---- Records provided

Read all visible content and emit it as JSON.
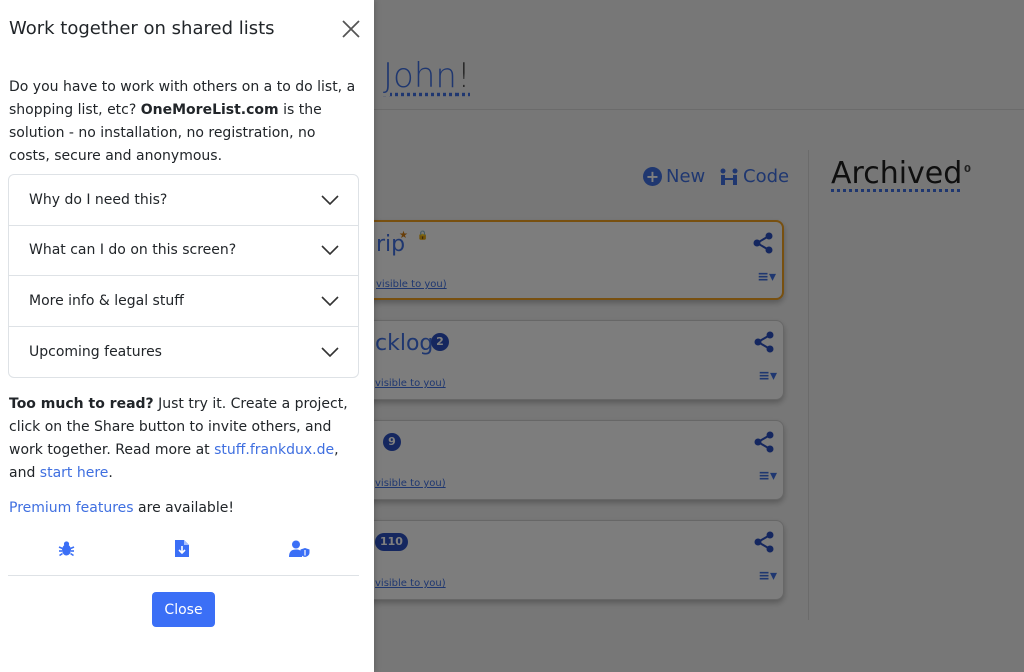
{
  "panel": {
    "title": "Work together on shared lists",
    "intro": {
      "part1": "Do you have to work with others on a to do list, a shopping list, etc? ",
      "brand": "OneMoreList.com",
      "part2": " is the solution - no installation, no registration, no costs, secure and anonymous."
    },
    "accordion": [
      {
        "label": "Why do I need this?"
      },
      {
        "label": "What can I do on this screen?"
      },
      {
        "label": "More info & legal stuff"
      },
      {
        "label": "Upcoming features"
      }
    ],
    "bottom": {
      "bold": "Too much to read?",
      "text1": " Just try it. Create a project, click on the Share button to invite others, and work together. Read more at ",
      "link1": "stuff.frankdux.de",
      "text2": ", and ",
      "link2": "start here",
      "text3": "."
    },
    "premium": {
      "link": "Premium features",
      "text": " are available!"
    },
    "icons": [
      "bug-icon",
      "file-download-icon",
      "user-shield-icon"
    ],
    "close_label": "Close"
  },
  "background": {
    "greeting_name": "John",
    "greeting_punct": "!",
    "toolbar": {
      "new_label": "New",
      "code_label": "Code"
    },
    "archived": {
      "title": "Archived",
      "count": "0"
    },
    "lists": [
      {
        "title": "rip",
        "badge": "",
        "sub": "visible to you)"
      },
      {
        "title": "cklog",
        "badge": "2",
        "sub": "visible to you)"
      },
      {
        "title": "",
        "badge": "9",
        "sub": "visible to you)"
      },
      {
        "title": "",
        "badge": "110",
        "sub": "visible to you)"
      }
    ]
  },
  "colors": {
    "accent": "#3f6fe0",
    "button": "#3b6ff6",
    "highlight": "#f0a020"
  }
}
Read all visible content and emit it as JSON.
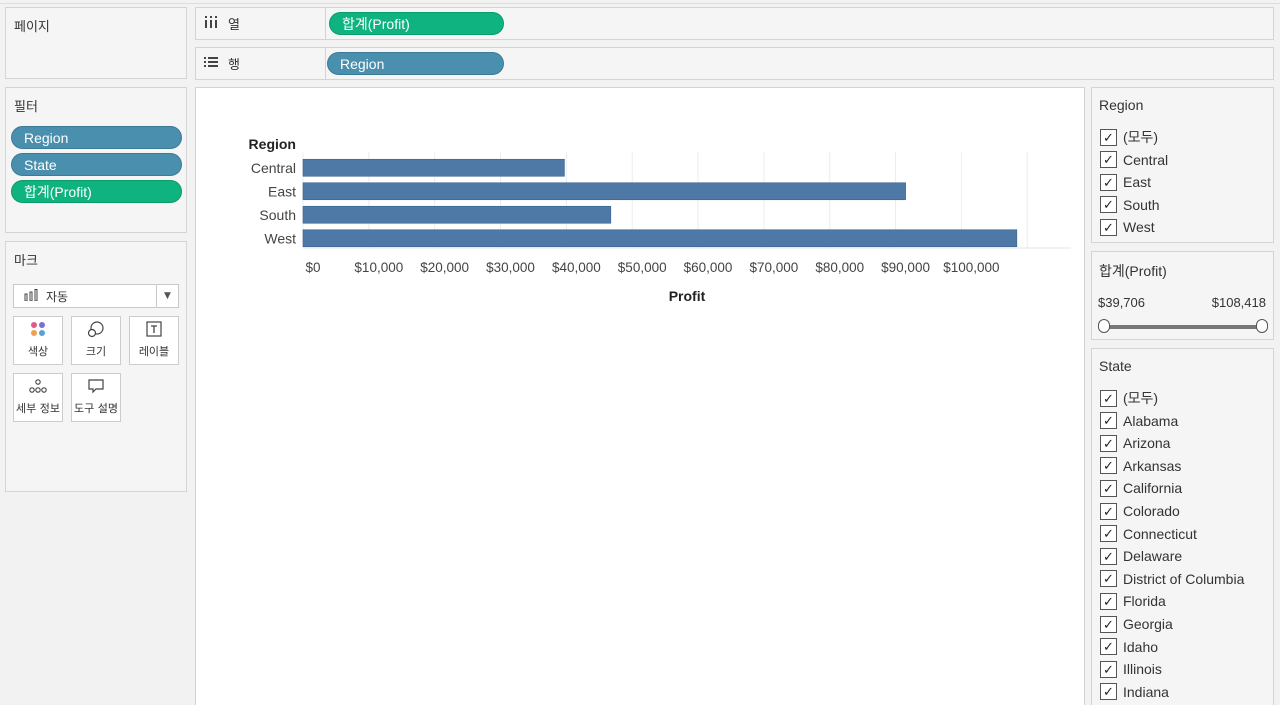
{
  "pages": {
    "title": "페이지"
  },
  "shelves": {
    "columns": {
      "label": "열",
      "icon": "columns-icon",
      "pill": "합계(Profit)"
    },
    "rows": {
      "label": "행",
      "icon": "rows-icon",
      "pill": "Region"
    }
  },
  "filters": {
    "title": "필터",
    "items": [
      {
        "label": "Region",
        "color": "#4a8fad"
      },
      {
        "label": "State",
        "color": "#4a8fad"
      },
      {
        "label": "합계(Profit)",
        "color": "#0fb37f"
      }
    ]
  },
  "marks": {
    "title": "마크",
    "type_select": "자동",
    "buttons": [
      {
        "label": "색상",
        "icon": "color-icon"
      },
      {
        "label": "크기",
        "icon": "size-icon"
      },
      {
        "label": "레이블",
        "icon": "label-icon"
      },
      {
        "label": "세부 정보",
        "icon": "detail-icon"
      },
      {
        "label": "도구 설명",
        "icon": "tooltip-icon"
      }
    ]
  },
  "chart_data": {
    "type": "bar",
    "orientation": "horizontal",
    "row_header": "Region",
    "categories": [
      "Central",
      "East",
      "South",
      "West"
    ],
    "values": [
      39706,
      91523,
      46749,
      108418
    ],
    "xlabel": "Profit",
    "xlim": [
      0,
      113000
    ],
    "x_ticks": [
      0,
      10000,
      20000,
      30000,
      40000,
      50000,
      60000,
      70000,
      80000,
      90000,
      100000
    ],
    "x_tick_labels": [
      "$0",
      "$10,000",
      "$20,000",
      "$30,000",
      "$40,000",
      "$50,000",
      "$60,000",
      "$70,000",
      "$80,000",
      "$90,000",
      "$100,000"
    ],
    "bar_color": "#4e79a7",
    "grid": true
  },
  "region_filter": {
    "title": "Region",
    "items": [
      "(모두)",
      "Central",
      "East",
      "South",
      "West"
    ]
  },
  "profit_filter": {
    "title": "합계(Profit)",
    "min": "$39,706",
    "max": "$108,418"
  },
  "state_filter": {
    "title": "State",
    "items": [
      "(모두)",
      "Alabama",
      "Arizona",
      "Arkansas",
      "California",
      "Colorado",
      "Connecticut",
      "Delaware",
      "District of Columbia",
      "Florida",
      "Georgia",
      "Idaho",
      "Illinois",
      "Indiana"
    ]
  }
}
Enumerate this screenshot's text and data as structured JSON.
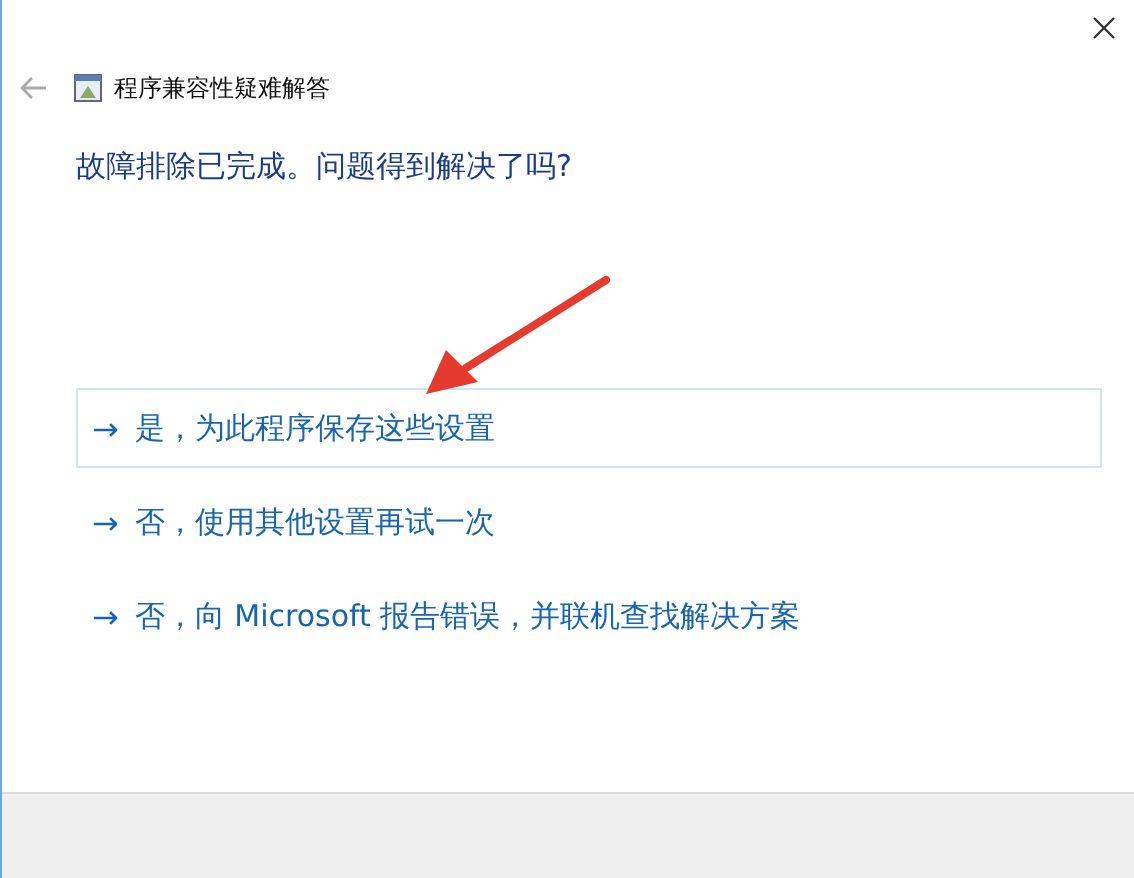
{
  "window": {
    "title": "程序兼容性疑难解答"
  },
  "heading": "故障排除已完成。问题得到解决了吗?",
  "options": [
    {
      "icon": "→",
      "label": "是，为此程序保存这些设置",
      "selected": true
    },
    {
      "icon": "→",
      "label": "否，使用其他设置再试一次",
      "selected": false
    },
    {
      "icon": "→",
      "label": "否，向 Microsoft 报告错误，并联机查找解决方案",
      "selected": false
    }
  ],
  "annotation": {
    "kind": "arrow"
  }
}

--------

*Task objective*
Copy the listing word for word, excluding its pictures.

*Result of this exercise*
Read all visible content and emit it as JSON.
{
  "panel": {
    "title": "Work together on shared lists",
    "intro": {
      "part1": "Do you have to work with others on a to do list, a shopping list, etc? ",
      "brand": "OneMoreList.com",
      "part2": " is the solution - no installation, no registration, no costs, secure and anonymous."
    },
    "accordion": [
      {
        "label": "Why do I need this?"
      },
      {
        "label": "What can I do on this screen?"
      },
      {
        "label": "More info & legal stuff"
      },
      {
        "label": "Upcoming features"
      }
    ],
    "bottom": {
      "bold": "Too much to read?",
      "text1": " Just try it. Create a project, click on the Share button to invite others, and work together. Read more at ",
      "link1": "stuff.frankdux.de",
      "text2": ", and ",
      "link2": "start here",
      "text3": "."
    },
    "premium": {
      "link": "Premium features",
      "text": " are available!"
    },
    "icons": [
      "bug-icon",
      "file-download-icon",
      "user-shield-icon"
    ],
    "close_label": "Close"
  },
  "background": {
    "greeting_name": "John",
    "greeting_punct": "!",
    "toolbar": {
      "new_label": "New",
      "code_label": "Code"
    },
    "archived": {
      "title": "Archived",
      "count": "0"
    },
    "lists": [
      {
        "title": "rip",
        "badge": "",
        "sub": "visible to you)"
      },
      {
        "title": "cklog",
        "badge": "2",
        "sub": "visible to you)"
      },
      {
        "title": "",
        "badge": "9",
        "sub": "visible to you)"
      },
      {
        "title": "",
        "badge": "110",
        "sub": "visible to you)"
      }
    ]
  },
  "colors": {
    "accent": "#3f6fe0",
    "button": "#3b6ff6",
    "highlight": "#f0a020"
  }
}
Read all visible content and emit it as JSON.
{
  "pages": {
    "title": "페이지"
  },
  "shelves": {
    "columns": {
      "label": "열",
      "icon": "columns-icon",
      "pill": "합계(Profit)"
    },
    "rows": {
      "label": "행",
      "icon": "rows-icon",
      "pill": "Region"
    }
  },
  "filters": {
    "title": "필터",
    "items": [
      {
        "label": "Region",
        "color": "#4a8fad"
      },
      {
        "label": "State",
        "color": "#4a8fad"
      },
      {
        "label": "합계(Profit)",
        "color": "#0fb37f"
      }
    ]
  },
  "marks": {
    "title": "마크",
    "type_select": "자동",
    "buttons": [
      {
        "label": "색상",
        "icon": "color-icon"
      },
      {
        "label": "크기",
        "icon": "size-icon"
      },
      {
        "label": "레이블",
        "icon": "label-icon"
      },
      {
        "label": "세부 정보",
        "icon": "detail-icon"
      },
      {
        "label": "도구 설명",
        "icon": "tooltip-icon"
      }
    ]
  },
  "chart_data": {
    "type": "bar",
    "orientation": "horizontal",
    "row_header": "Region",
    "categories": [
      "Central",
      "East",
      "South",
      "West"
    ],
    "values": [
      39706,
      91523,
      46749,
      108418
    ],
    "xlabel": "Profit",
    "xlim": [
      0,
      113000
    ],
    "x_ticks": [
      0,
      10000,
      20000,
      30000,
      40000,
      50000,
      60000,
      70000,
      80000,
      90000,
      100000
    ],
    "x_tick_labels": [
      "$0",
      "$10,000",
      "$20,000",
      "$30,000",
      "$40,000",
      "$50,000",
      "$60,000",
      "$70,000",
      "$80,000",
      "$90,000",
      "$100,000"
    ],
    "bar_color": "#4e79a7",
    "grid": true
  },
  "region_filter": {
    "title": "Region",
    "items": [
      "(모두)",
      "Central",
      "East",
      "South",
      "West"
    ]
  },
  "profit_filter": {
    "title": "합계(Profit)",
    "min": "$39,706",
    "max": "$108,418"
  },
  "state_filter": {
    "title": "State",
    "items": [
      "(모두)",
      "Alabama",
      "Arizona",
      "Arkansas",
      "California",
      "Colorado",
      "Connecticut",
      "Delaware",
      "District of Columbia",
      "Florida",
      "Georgia",
      "Idaho",
      "Illinois",
      "Indiana"
    ]
  }
}
Enumerate this screenshot's text and data as structured JSON.
{
  "window": {
    "title": "程序兼容性疑难解答"
  },
  "heading": "故障排除已完成。问题得到解决了吗?",
  "options": [
    {
      "icon": "→",
      "label": "是，为此程序保存这些设置",
      "selected": true
    },
    {
      "icon": "→",
      "label": "否，使用其他设置再试一次",
      "selected": false
    },
    {
      "icon": "→",
      "label": "否，向 Microsoft 报告错误，并联机查找解决方案",
      "selected": false
    }
  ],
  "annotation": {
    "kind": "arrow"
  }
}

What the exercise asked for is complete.